Required task: Your answer should be a single number: the count of lines holding the word "Limit".

━━━━━ Data for processing

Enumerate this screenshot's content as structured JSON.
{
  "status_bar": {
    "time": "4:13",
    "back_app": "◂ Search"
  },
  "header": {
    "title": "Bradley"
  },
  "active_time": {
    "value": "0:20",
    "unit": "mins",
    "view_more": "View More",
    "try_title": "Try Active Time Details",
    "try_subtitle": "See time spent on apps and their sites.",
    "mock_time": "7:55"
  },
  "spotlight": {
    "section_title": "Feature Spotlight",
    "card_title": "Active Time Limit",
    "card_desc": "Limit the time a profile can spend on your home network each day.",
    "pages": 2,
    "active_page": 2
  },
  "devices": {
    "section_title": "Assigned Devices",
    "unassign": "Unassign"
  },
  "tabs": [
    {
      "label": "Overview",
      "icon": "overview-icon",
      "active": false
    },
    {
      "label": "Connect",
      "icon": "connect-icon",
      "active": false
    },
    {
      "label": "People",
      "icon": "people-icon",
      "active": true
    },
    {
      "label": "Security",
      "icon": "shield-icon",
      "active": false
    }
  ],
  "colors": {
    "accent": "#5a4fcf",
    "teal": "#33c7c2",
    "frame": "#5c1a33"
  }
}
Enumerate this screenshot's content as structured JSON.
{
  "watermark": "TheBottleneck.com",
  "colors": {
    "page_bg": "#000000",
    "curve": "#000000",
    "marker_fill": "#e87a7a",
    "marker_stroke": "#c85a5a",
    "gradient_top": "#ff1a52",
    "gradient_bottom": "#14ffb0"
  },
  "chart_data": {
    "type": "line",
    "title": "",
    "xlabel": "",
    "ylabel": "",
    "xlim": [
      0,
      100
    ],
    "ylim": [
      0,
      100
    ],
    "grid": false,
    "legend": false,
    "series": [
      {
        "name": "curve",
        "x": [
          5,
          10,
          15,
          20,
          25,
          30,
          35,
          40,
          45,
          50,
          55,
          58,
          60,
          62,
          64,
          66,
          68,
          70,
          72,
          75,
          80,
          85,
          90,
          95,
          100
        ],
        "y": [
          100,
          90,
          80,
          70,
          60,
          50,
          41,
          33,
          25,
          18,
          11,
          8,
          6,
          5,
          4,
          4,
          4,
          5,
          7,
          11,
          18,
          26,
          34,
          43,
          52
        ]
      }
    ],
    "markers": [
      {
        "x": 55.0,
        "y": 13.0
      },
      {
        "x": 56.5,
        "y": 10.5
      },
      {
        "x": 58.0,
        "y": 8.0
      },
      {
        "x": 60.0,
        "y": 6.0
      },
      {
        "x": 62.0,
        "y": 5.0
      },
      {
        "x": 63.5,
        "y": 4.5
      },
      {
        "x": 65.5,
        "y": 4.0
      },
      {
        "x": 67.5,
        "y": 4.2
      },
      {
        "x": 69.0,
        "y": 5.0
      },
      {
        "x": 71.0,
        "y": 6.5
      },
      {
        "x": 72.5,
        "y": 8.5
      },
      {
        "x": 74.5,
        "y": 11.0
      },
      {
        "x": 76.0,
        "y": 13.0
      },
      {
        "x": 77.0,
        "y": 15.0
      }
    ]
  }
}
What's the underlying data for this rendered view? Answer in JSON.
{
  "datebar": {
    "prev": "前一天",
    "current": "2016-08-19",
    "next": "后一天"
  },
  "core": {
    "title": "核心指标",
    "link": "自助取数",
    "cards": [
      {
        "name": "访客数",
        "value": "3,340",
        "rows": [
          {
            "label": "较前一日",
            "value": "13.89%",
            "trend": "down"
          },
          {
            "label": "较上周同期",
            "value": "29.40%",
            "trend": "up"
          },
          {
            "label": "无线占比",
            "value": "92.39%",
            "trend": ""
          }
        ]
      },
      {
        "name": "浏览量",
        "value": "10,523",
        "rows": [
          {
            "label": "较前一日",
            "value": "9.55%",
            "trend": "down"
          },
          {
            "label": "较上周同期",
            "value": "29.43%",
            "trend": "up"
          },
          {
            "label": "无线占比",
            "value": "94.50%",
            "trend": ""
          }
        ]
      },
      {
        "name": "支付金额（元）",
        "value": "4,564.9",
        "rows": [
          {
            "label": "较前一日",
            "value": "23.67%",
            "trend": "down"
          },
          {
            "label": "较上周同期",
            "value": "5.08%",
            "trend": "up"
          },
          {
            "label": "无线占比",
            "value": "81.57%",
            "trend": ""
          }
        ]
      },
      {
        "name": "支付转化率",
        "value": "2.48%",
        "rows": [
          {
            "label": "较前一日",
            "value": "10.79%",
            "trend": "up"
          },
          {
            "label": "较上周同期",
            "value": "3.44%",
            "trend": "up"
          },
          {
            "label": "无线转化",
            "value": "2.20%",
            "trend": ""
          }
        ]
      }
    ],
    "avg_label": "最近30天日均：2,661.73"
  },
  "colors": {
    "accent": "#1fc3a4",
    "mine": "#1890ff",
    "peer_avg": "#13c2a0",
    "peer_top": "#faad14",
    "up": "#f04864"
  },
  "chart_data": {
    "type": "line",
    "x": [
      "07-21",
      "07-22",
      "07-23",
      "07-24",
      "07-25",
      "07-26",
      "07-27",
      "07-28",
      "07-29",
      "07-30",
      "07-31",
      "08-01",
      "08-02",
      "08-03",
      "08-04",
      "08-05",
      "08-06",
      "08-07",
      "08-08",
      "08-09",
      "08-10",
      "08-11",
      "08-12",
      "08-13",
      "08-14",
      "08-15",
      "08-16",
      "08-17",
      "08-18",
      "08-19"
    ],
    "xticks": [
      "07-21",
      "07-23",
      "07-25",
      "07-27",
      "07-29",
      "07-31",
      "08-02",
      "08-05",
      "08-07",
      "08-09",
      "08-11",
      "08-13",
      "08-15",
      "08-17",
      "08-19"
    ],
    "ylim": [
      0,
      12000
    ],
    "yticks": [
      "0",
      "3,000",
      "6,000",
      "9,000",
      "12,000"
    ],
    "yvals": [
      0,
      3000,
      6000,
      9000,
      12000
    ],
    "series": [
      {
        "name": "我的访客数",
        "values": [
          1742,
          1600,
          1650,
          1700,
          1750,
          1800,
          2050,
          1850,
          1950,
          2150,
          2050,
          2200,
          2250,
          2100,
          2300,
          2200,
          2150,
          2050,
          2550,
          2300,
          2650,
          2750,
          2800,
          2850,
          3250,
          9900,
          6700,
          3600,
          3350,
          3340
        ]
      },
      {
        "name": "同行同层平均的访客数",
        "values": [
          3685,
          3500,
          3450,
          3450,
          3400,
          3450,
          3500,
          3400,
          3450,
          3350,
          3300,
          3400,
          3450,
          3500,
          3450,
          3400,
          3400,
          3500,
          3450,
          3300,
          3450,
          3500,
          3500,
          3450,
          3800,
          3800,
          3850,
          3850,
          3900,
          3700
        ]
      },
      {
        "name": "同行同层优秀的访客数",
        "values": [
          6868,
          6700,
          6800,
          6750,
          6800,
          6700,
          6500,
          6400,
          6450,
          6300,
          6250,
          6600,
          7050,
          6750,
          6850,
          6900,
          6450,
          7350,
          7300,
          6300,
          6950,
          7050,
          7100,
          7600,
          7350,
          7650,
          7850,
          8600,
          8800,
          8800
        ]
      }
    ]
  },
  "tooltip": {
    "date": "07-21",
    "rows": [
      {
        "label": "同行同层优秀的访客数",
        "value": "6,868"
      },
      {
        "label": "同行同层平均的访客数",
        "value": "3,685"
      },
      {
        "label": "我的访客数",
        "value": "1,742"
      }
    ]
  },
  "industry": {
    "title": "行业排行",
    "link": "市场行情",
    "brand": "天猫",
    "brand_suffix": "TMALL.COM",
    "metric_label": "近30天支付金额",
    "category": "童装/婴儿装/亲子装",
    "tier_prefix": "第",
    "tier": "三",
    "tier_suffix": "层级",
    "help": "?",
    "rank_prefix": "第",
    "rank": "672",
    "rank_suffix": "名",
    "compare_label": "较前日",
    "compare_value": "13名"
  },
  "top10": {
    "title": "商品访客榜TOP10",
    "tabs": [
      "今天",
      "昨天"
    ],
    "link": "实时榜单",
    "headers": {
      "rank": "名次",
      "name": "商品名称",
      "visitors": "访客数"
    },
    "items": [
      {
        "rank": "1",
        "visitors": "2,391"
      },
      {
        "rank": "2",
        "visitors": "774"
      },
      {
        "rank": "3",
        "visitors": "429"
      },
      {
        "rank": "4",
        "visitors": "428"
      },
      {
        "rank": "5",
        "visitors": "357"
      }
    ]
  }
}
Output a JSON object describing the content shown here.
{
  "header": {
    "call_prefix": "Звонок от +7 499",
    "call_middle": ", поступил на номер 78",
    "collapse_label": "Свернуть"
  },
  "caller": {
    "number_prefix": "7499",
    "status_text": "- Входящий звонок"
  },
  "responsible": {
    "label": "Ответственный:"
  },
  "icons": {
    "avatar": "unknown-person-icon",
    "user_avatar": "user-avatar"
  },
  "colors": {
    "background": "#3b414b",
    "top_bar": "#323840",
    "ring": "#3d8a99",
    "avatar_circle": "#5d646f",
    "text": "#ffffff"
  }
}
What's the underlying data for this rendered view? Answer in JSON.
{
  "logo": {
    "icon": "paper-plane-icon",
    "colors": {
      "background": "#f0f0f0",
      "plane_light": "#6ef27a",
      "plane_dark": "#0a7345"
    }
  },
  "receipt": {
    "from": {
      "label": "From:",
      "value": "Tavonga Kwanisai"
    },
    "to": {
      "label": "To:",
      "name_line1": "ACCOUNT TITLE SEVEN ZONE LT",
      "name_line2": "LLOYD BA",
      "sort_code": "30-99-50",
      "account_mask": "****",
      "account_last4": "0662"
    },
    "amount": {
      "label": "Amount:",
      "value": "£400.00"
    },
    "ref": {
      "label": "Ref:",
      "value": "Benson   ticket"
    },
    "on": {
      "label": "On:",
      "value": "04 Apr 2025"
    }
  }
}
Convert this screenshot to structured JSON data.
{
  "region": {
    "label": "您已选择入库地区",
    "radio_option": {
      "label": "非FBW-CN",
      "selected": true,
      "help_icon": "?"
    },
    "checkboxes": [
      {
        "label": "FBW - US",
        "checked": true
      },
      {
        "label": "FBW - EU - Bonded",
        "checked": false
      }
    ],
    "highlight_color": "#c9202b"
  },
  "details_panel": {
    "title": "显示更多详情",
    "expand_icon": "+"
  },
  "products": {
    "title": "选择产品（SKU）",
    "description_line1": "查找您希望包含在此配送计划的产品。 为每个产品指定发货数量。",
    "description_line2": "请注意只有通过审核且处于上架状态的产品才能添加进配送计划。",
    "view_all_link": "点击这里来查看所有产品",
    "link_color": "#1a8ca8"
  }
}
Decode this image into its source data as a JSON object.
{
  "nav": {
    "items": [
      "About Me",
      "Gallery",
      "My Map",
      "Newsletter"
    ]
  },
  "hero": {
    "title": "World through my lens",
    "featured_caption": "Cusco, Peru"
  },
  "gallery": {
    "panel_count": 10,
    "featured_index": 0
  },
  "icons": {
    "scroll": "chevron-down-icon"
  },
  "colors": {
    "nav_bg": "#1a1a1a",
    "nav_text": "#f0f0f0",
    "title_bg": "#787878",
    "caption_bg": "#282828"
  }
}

━━━━━━━━━━

Expected output: 2